+++ Provided material +++

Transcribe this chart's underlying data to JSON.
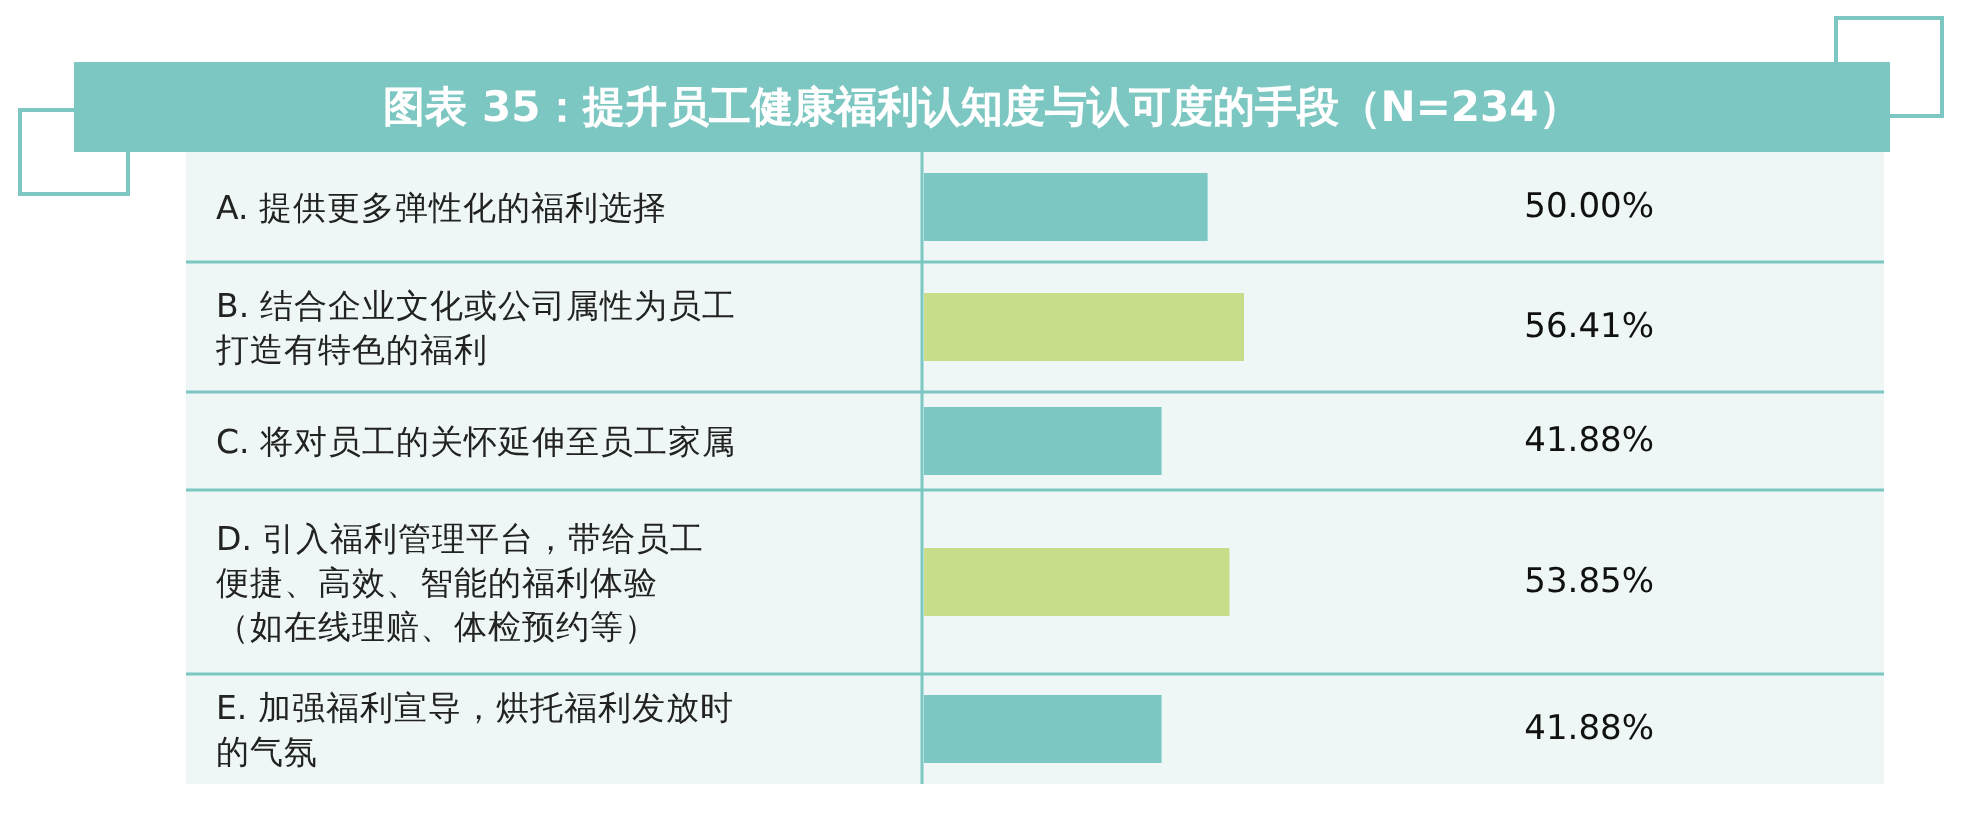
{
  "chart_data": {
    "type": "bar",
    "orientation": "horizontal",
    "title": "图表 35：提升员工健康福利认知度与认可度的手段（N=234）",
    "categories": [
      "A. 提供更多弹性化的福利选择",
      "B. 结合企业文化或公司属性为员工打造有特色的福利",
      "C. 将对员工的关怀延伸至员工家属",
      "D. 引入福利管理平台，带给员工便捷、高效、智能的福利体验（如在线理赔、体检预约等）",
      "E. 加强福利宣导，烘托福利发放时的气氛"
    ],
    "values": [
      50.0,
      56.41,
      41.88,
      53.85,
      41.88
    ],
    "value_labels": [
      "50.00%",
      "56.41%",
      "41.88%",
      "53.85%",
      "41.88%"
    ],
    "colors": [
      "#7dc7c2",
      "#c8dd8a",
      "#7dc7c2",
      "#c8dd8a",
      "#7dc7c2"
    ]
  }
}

+++

- Given problem
Set down all the entries exactly as they appear, but skip any pictures.

- Right answer
Transcribe this chart's underlying data to JSON.
{
  "chart_data": {
    "type": "bar",
    "orientation": "horizontal",
    "title": "图表 35：提升员工健康福利认知度与认可度的手段（N=234）",
    "categories": [
      "A. 提供更多弹性化的福利选择",
      "B. 结合企业文化或公司属性为员工打造有特色的福利",
      "C. 将对员工的关怀延伸至员工家属",
      "D. 引入福利管理平台，带给员工便捷、高效、智能的福利体验（如在线理赔、体检预约等）",
      "E. 加强福利宣导，烘托福利发放时的气氛"
    ],
    "values": [
      50.0,
      56.41,
      41.88,
      53.85,
      41.88
    ],
    "value_labels": [
      "50.00%",
      "56.41%",
      "41.88%",
      "53.85%",
      "41.88%"
    ],
    "colors": [
      "#7dc7c2",
      "#c8dd8a",
      "#7dc7c2",
      "#c8dd8a",
      "#7dc7c2"
    ]
  }
}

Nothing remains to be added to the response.